▼

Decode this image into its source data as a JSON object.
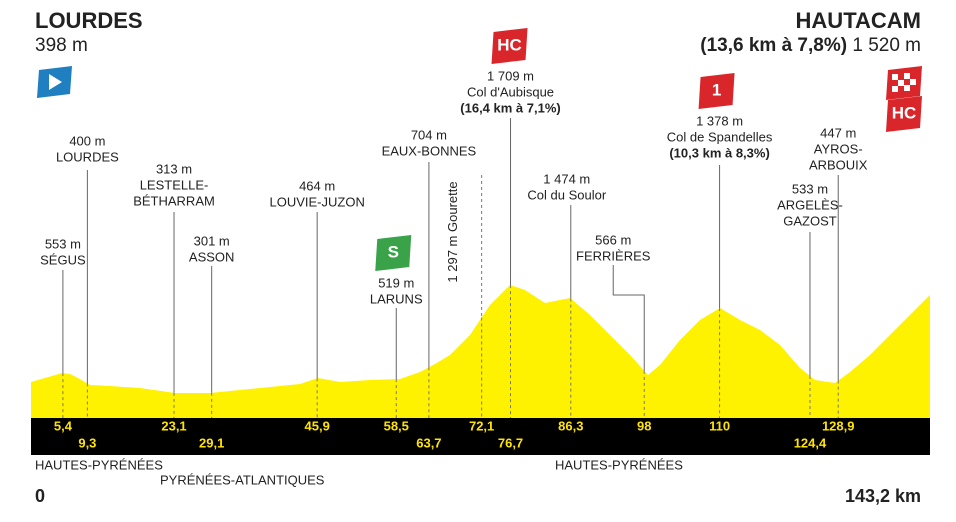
{
  "start": {
    "name": "LOURDES",
    "altitude": "398 m"
  },
  "finish": {
    "name": "HAUTACAM",
    "climb": "(13,6 km à 7,8%)",
    "altitude": "1 520 m",
    "category": "HC"
  },
  "waypoints": [
    {
      "km": {
        "value": 5.4,
        "label": "5,4"
      },
      "lines": [
        "553 m",
        "SÉGUS"
      ]
    },
    {
      "km": {
        "value": 9.3,
        "label": "9,3"
      },
      "lines": [
        "400 m",
        "LOURDES"
      ]
    },
    {
      "km": {
        "value": 23.1,
        "label": "23,1"
      },
      "lines": [
        "313 m",
        "LESTELLE-",
        "BÉTHARRAM"
      ]
    },
    {
      "km": {
        "value": 29.1,
        "label": "29,1"
      },
      "lines": [
        "301 m",
        "ASSON"
      ]
    },
    {
      "km": {
        "value": 45.9,
        "label": "45,9"
      },
      "lines": [
        "464 m",
        "LOUVIE-JUZON"
      ]
    },
    {
      "km": {
        "value": 58.5,
        "label": "58,5"
      },
      "lines": [
        "519 m",
        "LARUNS"
      ],
      "category": "S"
    },
    {
      "km": {
        "value": 63.7,
        "label": "63,7"
      },
      "lines": [
        "704 m",
        "EAUX-BONNES"
      ]
    },
    {
      "km": {
        "value": 72.1,
        "label": "72,1"
      },
      "lines": [
        "1 297 m Gourette"
      ]
    },
    {
      "km": {
        "value": 76.7,
        "label": "76,7"
      },
      "lines": [
        "1 709 m",
        "Col d'Aubisque"
      ],
      "climb": "(16,4 km à 7,1%)",
      "category": "HC"
    },
    {
      "km": {
        "value": 86.3,
        "label": "86,3"
      },
      "lines": [
        "1 474 m",
        "Col du Soulor"
      ]
    },
    {
      "km": {
        "value": 98,
        "label": "98"
      },
      "lines": [
        "566 m",
        "FERRIÈRES"
      ]
    },
    {
      "km": {
        "value": 110,
        "label": "110"
      },
      "lines": [
        "1 378 m",
        "Col de Spandelles"
      ],
      "climb": "(10,3 km à 8,3%)",
      "category": "1"
    },
    {
      "km": {
        "value": 124.4,
        "label": "124,4"
      },
      "lines": [
        "533 m",
        "ARGELÈS-",
        "GAZOST"
      ]
    },
    {
      "km": {
        "value": 128.9,
        "label": "128,9"
      },
      "lines": [
        "447 m",
        "AYROS-",
        "ARBOUIX"
      ]
    }
  ],
  "regions": [
    "HAUTES-PYRÉNÉES",
    "PYRÉNÉES-ATLANTIQUES",
    "HAUTES-PYRÉNÉES"
  ],
  "distance_start": 0,
  "distance": {
    "value": 143.2,
    "label": "143,2 km"
  }
}
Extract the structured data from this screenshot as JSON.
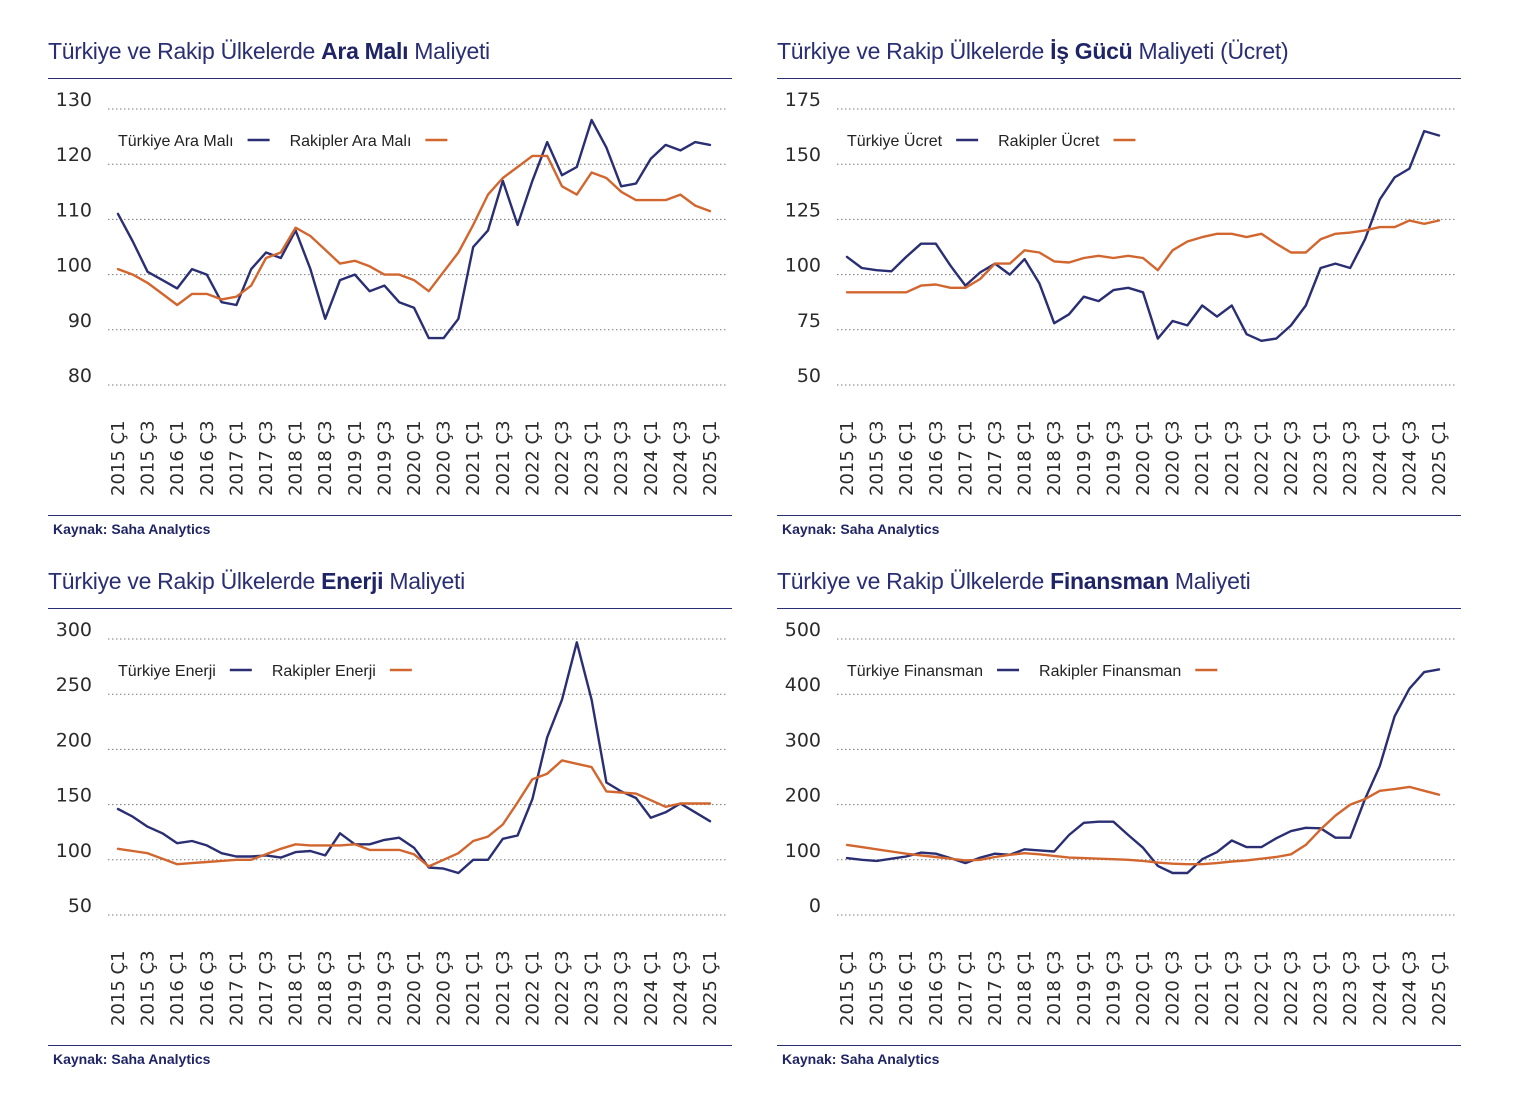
{
  "colors": {
    "turkiye": "#2a2e72",
    "rakipler": "#d2662f",
    "grid": "#7a7a7a",
    "title": "#2a2e72"
  },
  "panels": [
    {
      "title_pre": "Türkiye ve Rakip Ülkelerde ",
      "title_bold": "Ara Malı",
      "title_post": " Maliyeti",
      "source": "Kaynak: Saha Analytics"
    },
    {
      "title_pre": "Türkiye ve Rakip Ülkelerde ",
      "title_bold": "İş Gücü",
      "title_post": " Maliyeti (Ücret)",
      "source": "Kaynak: Saha Analytics"
    },
    {
      "title_pre": "Türkiye ve Rakip Ülkelerde ",
      "title_bold": "Enerji",
      "title_post": " Maliyeti",
      "source": "Kaynak: Saha Analytics"
    },
    {
      "title_pre": "Türkiye ve Rakip Ülkelerde ",
      "title_bold": "Finansman",
      "title_post": " Maliyeti",
      "source": "Kaynak: Saha Analytics"
    }
  ],
  "chart_data": [
    {
      "type": "line",
      "title": "Türkiye ve Rakip Ülkelerde Ara Malı Maliyeti",
      "x": [
        "2015 Ç1",
        "2015 Ç2",
        "2015 Ç3",
        "2015 Ç4",
        "2016 Ç1",
        "2016 Ç2",
        "2016 Ç3",
        "2016 Ç4",
        "2017 Ç1",
        "2017 Ç2",
        "2017 Ç3",
        "2017 Ç4",
        "2018 Ç1",
        "2018 Ç2",
        "2018 Ç3",
        "2018 Ç4",
        "2019 Ç1",
        "2019 Ç2",
        "2019 Ç3",
        "2019 Ç4",
        "2020 Ç1",
        "2020 Ç2",
        "2020 Ç3",
        "2020 Ç4",
        "2021 Ç1",
        "2021 Ç2",
        "2021 Ç3",
        "2021 Ç4",
        "2022 Ç1",
        "2022 Ç2",
        "2022 Ç3",
        "2022 Ç4",
        "2023 Ç1",
        "2023 Ç2",
        "2023 Ç3",
        "2023 Ç4",
        "2024 Ç1",
        "2024 Ç2",
        "2024 Ç3",
        "2024 Ç4",
        "2025 Ç1"
      ],
      "tick_labels": [
        "2015 Ç1",
        "2015 Ç3",
        "2016 Ç1",
        "2016 Ç3",
        "2017 Ç1",
        "2017 Ç3",
        "2018 Ç1",
        "2018 Ç3",
        "2019 Ç1",
        "2019 Ç3",
        "2020 Ç1",
        "2020 Ç3",
        "2021 Ç1",
        "2021 Ç3",
        "2022 Ç1",
        "2022 Ç3",
        "2023 Ç1",
        "2023 Ç3",
        "2024 Ç1",
        "2024 Ç3",
        "2025 Ç1"
      ],
      "yticks": [
        80,
        90,
        100,
        110,
        120,
        130
      ],
      "ylim": [
        80,
        130
      ],
      "grid": true,
      "legend": "top-left",
      "series": [
        {
          "name": "Türkiye Ara Malı",
          "values": [
            111,
            106,
            100.5,
            99,
            97.5,
            101,
            100,
            95,
            94.5,
            101,
            104,
            103,
            108,
            101,
            92,
            99,
            100,
            97,
            98,
            95,
            94,
            88.5,
            88.5,
            92,
            105,
            108,
            117,
            109,
            117,
            124,
            118,
            119.5,
            128,
            123,
            116,
            116.5,
            121,
            123.5,
            122.5,
            124,
            123.5
          ]
        },
        {
          "name": "Rakipler Ara Malı",
          "values": [
            101,
            100,
            98.5,
            96.5,
            94.5,
            96.5,
            96.5,
            95.5,
            96,
            98,
            103,
            104,
            108.5,
            107,
            104.5,
            102,
            102.5,
            101.5,
            100,
            100,
            99,
            97,
            100.5,
            104,
            109,
            114.5,
            117.5,
            119.5,
            121.5,
            121.5,
            116,
            114.5,
            118.5,
            117.5,
            115,
            113.5,
            113.5,
            113.5,
            114.5,
            112.5,
            111.5
          ]
        }
      ]
    },
    {
      "type": "line",
      "title": "Türkiye ve Rakip Ülkelerde İş Gücü Maliyeti (Ücret)",
      "x": [
        "2015 Ç1",
        "2015 Ç2",
        "2015 Ç3",
        "2015 Ç4",
        "2016 Ç1",
        "2016 Ç2",
        "2016 Ç3",
        "2016 Ç4",
        "2017 Ç1",
        "2017 Ç2",
        "2017 Ç3",
        "2017 Ç4",
        "2018 Ç1",
        "2018 Ç2",
        "2018 Ç3",
        "2018 Ç4",
        "2019 Ç1",
        "2019 Ç2",
        "2019 Ç3",
        "2019 Ç4",
        "2020 Ç1",
        "2020 Ç2",
        "2020 Ç3",
        "2020 Ç4",
        "2021 Ç1",
        "2021 Ç2",
        "2021 Ç3",
        "2021 Ç4",
        "2022 Ç1",
        "2022 Ç2",
        "2022 Ç3",
        "2022 Ç4",
        "2023 Ç1",
        "2023 Ç2",
        "2023 Ç3",
        "2023 Ç4",
        "2024 Ç1",
        "2024 Ç2",
        "2024 Ç3",
        "2024 Ç4",
        "2025 Ç1"
      ],
      "tick_labels": [
        "2015 Ç1",
        "2015 Ç3",
        "2016 Ç1",
        "2016 Ç3",
        "2017 Ç1",
        "2017 Ç3",
        "2018 Ç1",
        "2018 Ç3",
        "2019 Ç1",
        "2019 Ç3",
        "2020 Ç1",
        "2020 Ç3",
        "2021 Ç1",
        "2021 Ç3",
        "2022 Ç1",
        "2022 Ç3",
        "2023 Ç1",
        "2023 Ç3",
        "2024 Ç1",
        "2024 Ç3",
        "2025 Ç1"
      ],
      "yticks": [
        50,
        75,
        100,
        125,
        150,
        175
      ],
      "ylim": [
        50,
        175
      ],
      "grid": true,
      "legend": "top-left",
      "series": [
        {
          "name": "Türkiye Ücret",
          "values": [
            108,
            103,
            102,
            101.5,
            108,
            114,
            114,
            104,
            95,
            101,
            105,
            100,
            107,
            96,
            78,
            82,
            90,
            88,
            93,
            94,
            92,
            71,
            79,
            77,
            86,
            81,
            86,
            73,
            70,
            71,
            77,
            86,
            103,
            105,
            103,
            116,
            134,
            144,
            148,
            165,
            163
          ]
        },
        {
          "name": "Rakipler Ücret",
          "values": [
            92,
            92,
            92,
            92,
            92,
            95,
            95.5,
            94,
            94,
            98,
            105,
            105,
            111,
            110,
            106,
            105.5,
            107.5,
            108.5,
            107.5,
            108.5,
            107.5,
            102,
            111,
            115,
            117,
            118.5,
            118.5,
            117,
            118.5,
            114,
            110,
            110,
            116,
            118.5,
            119,
            120,
            121.5,
            121.5,
            124.5,
            123,
            124.5
          ]
        }
      ]
    },
    {
      "type": "line",
      "title": "Türkiye ve Rakip Ülkelerde Enerji Maliyeti",
      "x": [
        "2015 Ç1",
        "2015 Ç2",
        "2015 Ç3",
        "2015 Ç4",
        "2016 Ç1",
        "2016 Ç2",
        "2016 Ç3",
        "2016 Ç4",
        "2017 Ç1",
        "2017 Ç2",
        "2017 Ç3",
        "2017 Ç4",
        "2018 Ç1",
        "2018 Ç2",
        "2018 Ç3",
        "2018 Ç4",
        "2019 Ç1",
        "2019 Ç2",
        "2019 Ç3",
        "2019 Ç4",
        "2020 Ç1",
        "2020 Ç2",
        "2020 Ç3",
        "2020 Ç4",
        "2021 Ç1",
        "2021 Ç2",
        "2021 Ç3",
        "2021 Ç4",
        "2022 Ç1",
        "2022 Ç2",
        "2022 Ç3",
        "2022 Ç4",
        "2023 Ç1",
        "2023 Ç2",
        "2023 Ç3",
        "2023 Ç4",
        "2024 Ç1",
        "2024 Ç2",
        "2024 Ç3",
        "2024 Ç4",
        "2025 Ç1"
      ],
      "tick_labels": [
        "2015 Ç1",
        "2015 Ç3",
        "2016 Ç1",
        "2016 Ç3",
        "2017 Ç1",
        "2017 Ç3",
        "2018 Ç1",
        "2018 Ç3",
        "2019 Ç1",
        "2019 Ç3",
        "2020 Ç1",
        "2020 Ç3",
        "2021 Ç1",
        "2021 Ç3",
        "2022 Ç1",
        "2022 Ç3",
        "2023 Ç1",
        "2023 Ç3",
        "2024 Ç1",
        "2024 Ç3",
        "2025 Ç1"
      ],
      "yticks": [
        50,
        100,
        150,
        200,
        250,
        300
      ],
      "ylim": [
        50,
        300
      ],
      "grid": true,
      "legend": "top-left",
      "series": [
        {
          "name": "Türkiye Enerji",
          "values": [
            146,
            139,
            130,
            124,
            115,
            117,
            113,
            106,
            103,
            103,
            104,
            102,
            107,
            108,
            104,
            124,
            114,
            114,
            118,
            120,
            111,
            93,
            92,
            88,
            100,
            100,
            119,
            122,
            155,
            211,
            245,
            297,
            245,
            170,
            162,
            156,
            138,
            143,
            151,
            143,
            135
          ]
        },
        {
          "name": "Rakipler Enerji",
          "values": [
            110,
            108,
            106,
            101,
            96,
            97,
            98,
            99,
            100,
            100,
            105,
            110,
            114,
            113,
            113,
            113,
            114,
            109,
            109,
            109,
            105,
            94,
            100,
            106,
            117,
            121,
            132,
            152,
            173,
            178,
            190,
            187,
            184,
            162,
            161,
            160,
            154,
            148,
            151,
            151,
            151
          ]
        }
      ]
    },
    {
      "type": "line",
      "title": "Türkiye ve Rakip Ülkelerde Finansman Maliyeti",
      "x": [
        "2015 Ç1",
        "2015 Ç2",
        "2015 Ç3",
        "2015 Ç4",
        "2016 Ç1",
        "2016 Ç2",
        "2016 Ç3",
        "2016 Ç4",
        "2017 Ç1",
        "2017 Ç2",
        "2017 Ç3",
        "2017 Ç4",
        "2018 Ç1",
        "2018 Ç2",
        "2018 Ç3",
        "2018 Ç4",
        "2019 Ç1",
        "2019 Ç2",
        "2019 Ç3",
        "2019 Ç4",
        "2020 Ç1",
        "2020 Ç2",
        "2020 Ç3",
        "2020 Ç4",
        "2021 Ç1",
        "2021 Ç2",
        "2021 Ç3",
        "2021 Ç4",
        "2022 Ç1",
        "2022 Ç2",
        "2022 Ç3",
        "2022 Ç4",
        "2023 Ç1",
        "2023 Ç2",
        "2023 Ç3",
        "2023 Ç4",
        "2024 Ç1",
        "2024 Ç2",
        "2024 Ç3",
        "2024 Ç4",
        "2025 Ç1"
      ],
      "tick_labels": [
        "2015 Ç1",
        "2015 Ç3",
        "2016 Ç1",
        "2016 Ç3",
        "2017 Ç1",
        "2017 Ç3",
        "2018 Ç1",
        "2018 Ç3",
        "2019 Ç1",
        "2019 Ç3",
        "2020 Ç1",
        "2020 Ç3",
        "2021 Ç1",
        "2021 Ç3",
        "2022 Ç1",
        "2022 Ç3",
        "2023 Ç1",
        "2023 Ç3",
        "2024 Ç1",
        "2024 Ç3",
        "2025 Ç1"
      ],
      "yticks": [
        0,
        100,
        200,
        300,
        400,
        500
      ],
      "ylim": [
        0,
        500
      ],
      "grid": true,
      "legend": "top-left",
      "series": [
        {
          "name": "Türkiye Finansman",
          "values": [
            103,
            100,
            98,
            102,
            106,
            113,
            111,
            103,
            94,
            104,
            111,
            109,
            119,
            117,
            115,
            145,
            167,
            169,
            169,
            145,
            122,
            89,
            76,
            76,
            101,
            114,
            135,
            123,
            123,
            139,
            152,
            158,
            157,
            140,
            140,
            210,
            270,
            360,
            410,
            440,
            445
          ]
        },
        {
          "name": "Rakipler Finansman",
          "values": [
            127,
            123,
            119,
            115,
            111,
            108,
            105,
            102,
            99,
            100,
            105,
            109,
            112,
            110,
            107,
            104,
            103,
            102,
            101,
            100,
            98,
            95,
            93,
            92,
            92,
            94,
            97,
            99,
            102,
            105,
            110,
            127,
            155,
            180,
            200,
            210,
            225,
            228,
            232,
            225,
            218
          ]
        }
      ]
    }
  ]
}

▲

Written problem: Copy out each line of the data where the string "Gücü" appears.

Solution to this exercise:
      "title_bold": "İş Gücü",
      "title": "Türkiye ve Rakip Ülkelerde İş Gücü Maliyeti (Ücret)",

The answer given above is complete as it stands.